Directions for this task >> Isolate every line in the records below with "magnifier" in it.

···

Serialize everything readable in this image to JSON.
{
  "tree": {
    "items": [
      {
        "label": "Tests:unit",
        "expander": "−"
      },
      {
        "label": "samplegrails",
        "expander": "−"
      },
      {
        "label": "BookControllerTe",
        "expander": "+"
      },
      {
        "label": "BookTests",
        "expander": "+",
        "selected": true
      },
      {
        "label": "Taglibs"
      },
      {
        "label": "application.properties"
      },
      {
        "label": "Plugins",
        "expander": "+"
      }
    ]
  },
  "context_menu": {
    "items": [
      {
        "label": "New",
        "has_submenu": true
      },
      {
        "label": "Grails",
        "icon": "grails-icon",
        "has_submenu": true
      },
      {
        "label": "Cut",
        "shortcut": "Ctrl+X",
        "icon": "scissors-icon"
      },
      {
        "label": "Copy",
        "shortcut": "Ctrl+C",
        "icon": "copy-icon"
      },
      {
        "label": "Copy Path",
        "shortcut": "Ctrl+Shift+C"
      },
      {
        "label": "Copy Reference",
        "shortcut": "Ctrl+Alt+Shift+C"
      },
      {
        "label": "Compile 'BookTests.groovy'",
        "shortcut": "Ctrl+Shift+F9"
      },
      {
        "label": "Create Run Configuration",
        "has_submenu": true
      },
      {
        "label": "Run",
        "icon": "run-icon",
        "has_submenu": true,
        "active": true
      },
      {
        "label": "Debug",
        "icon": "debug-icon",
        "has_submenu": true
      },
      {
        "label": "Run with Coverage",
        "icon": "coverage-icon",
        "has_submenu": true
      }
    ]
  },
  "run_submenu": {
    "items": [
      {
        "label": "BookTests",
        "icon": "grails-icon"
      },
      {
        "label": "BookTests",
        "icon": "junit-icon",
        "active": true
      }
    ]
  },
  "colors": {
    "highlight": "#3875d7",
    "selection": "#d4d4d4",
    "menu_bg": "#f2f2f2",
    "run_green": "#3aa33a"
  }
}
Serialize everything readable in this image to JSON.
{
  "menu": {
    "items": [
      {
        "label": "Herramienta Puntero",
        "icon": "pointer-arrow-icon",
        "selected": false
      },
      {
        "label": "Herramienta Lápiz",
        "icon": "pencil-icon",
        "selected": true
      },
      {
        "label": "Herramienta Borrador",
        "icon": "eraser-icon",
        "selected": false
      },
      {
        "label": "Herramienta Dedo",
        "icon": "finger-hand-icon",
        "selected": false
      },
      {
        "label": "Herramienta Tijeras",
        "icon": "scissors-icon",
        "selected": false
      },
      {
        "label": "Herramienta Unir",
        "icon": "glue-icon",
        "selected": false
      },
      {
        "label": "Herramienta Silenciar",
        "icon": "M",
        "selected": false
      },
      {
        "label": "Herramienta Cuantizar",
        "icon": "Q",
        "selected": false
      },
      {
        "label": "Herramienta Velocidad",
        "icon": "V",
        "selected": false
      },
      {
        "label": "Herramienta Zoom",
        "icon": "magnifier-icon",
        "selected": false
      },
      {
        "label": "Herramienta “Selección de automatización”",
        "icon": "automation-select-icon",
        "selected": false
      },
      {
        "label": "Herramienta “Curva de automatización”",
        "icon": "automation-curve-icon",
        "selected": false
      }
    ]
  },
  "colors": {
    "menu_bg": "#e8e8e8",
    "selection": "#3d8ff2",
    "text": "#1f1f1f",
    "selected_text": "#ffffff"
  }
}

···

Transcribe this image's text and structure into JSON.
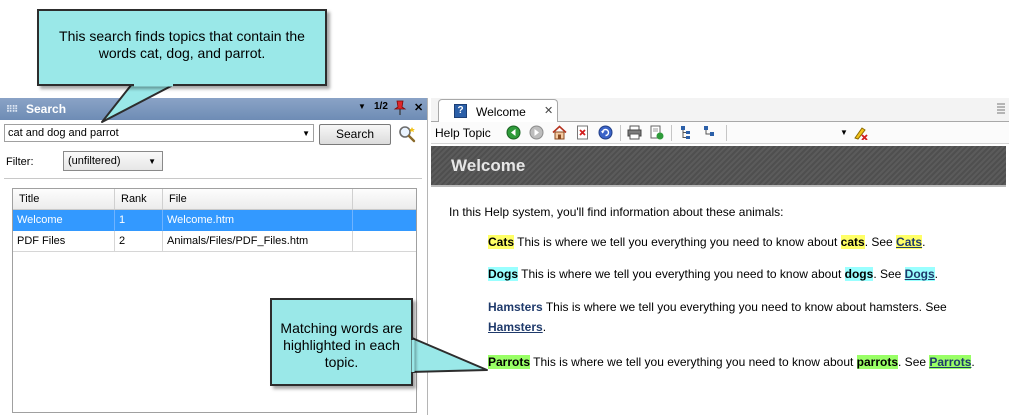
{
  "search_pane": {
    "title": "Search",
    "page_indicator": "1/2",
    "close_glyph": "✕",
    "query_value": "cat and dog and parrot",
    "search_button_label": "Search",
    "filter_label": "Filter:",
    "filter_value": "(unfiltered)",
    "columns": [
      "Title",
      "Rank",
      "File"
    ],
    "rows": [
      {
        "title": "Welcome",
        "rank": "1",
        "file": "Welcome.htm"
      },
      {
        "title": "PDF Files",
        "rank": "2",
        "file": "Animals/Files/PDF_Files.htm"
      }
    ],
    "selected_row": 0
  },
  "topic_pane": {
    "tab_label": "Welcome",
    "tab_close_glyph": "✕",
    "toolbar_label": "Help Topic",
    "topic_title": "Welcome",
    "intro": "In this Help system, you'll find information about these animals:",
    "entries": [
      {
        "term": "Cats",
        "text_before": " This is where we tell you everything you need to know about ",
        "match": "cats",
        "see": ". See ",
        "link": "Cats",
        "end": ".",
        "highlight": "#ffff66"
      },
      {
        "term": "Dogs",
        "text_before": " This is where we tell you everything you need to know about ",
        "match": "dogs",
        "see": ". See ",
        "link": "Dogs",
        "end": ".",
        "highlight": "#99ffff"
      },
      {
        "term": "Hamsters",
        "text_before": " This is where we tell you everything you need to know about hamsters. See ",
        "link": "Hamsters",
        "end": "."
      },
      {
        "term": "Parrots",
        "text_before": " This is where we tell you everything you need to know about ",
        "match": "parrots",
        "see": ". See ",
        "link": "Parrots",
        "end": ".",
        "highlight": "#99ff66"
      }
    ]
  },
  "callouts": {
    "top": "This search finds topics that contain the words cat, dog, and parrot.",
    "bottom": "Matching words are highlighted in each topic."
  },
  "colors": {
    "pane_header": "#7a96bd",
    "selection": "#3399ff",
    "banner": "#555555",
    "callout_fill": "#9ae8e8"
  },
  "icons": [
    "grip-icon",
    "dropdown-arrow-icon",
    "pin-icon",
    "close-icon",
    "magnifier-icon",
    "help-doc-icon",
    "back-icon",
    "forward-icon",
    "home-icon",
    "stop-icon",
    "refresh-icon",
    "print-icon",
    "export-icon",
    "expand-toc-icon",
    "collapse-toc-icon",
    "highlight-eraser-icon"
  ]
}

···

Full answer >>
        "icon": "magnifier-icon",
    "magnifier-icon",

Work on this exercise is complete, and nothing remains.